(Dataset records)
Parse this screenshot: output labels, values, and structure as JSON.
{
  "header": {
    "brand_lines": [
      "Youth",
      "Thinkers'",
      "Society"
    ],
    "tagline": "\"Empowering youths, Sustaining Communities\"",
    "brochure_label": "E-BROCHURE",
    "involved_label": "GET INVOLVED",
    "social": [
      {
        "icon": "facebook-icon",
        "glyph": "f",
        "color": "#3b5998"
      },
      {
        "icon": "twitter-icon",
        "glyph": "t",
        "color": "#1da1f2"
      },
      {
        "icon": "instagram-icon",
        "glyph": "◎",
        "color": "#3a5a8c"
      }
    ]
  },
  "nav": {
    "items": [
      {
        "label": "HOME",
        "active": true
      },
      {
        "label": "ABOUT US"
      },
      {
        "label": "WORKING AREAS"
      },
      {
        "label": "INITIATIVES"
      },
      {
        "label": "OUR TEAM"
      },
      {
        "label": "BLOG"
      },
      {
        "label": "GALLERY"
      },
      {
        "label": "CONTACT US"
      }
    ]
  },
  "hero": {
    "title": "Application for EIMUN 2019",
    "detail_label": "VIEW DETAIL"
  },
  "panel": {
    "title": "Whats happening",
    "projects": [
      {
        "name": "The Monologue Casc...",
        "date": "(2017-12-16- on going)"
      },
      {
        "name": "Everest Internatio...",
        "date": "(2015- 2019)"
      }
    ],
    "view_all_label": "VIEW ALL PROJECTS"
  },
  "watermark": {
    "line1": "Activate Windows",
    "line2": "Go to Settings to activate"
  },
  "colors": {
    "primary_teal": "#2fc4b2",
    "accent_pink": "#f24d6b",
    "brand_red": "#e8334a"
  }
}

* AIM OF THE TASK *
In the entries above, find each line with the word "title" and copy it.

* WRITTEN ANSWER *
    "title": "Application for EIMUN 2019",
    "title": "Whats happening",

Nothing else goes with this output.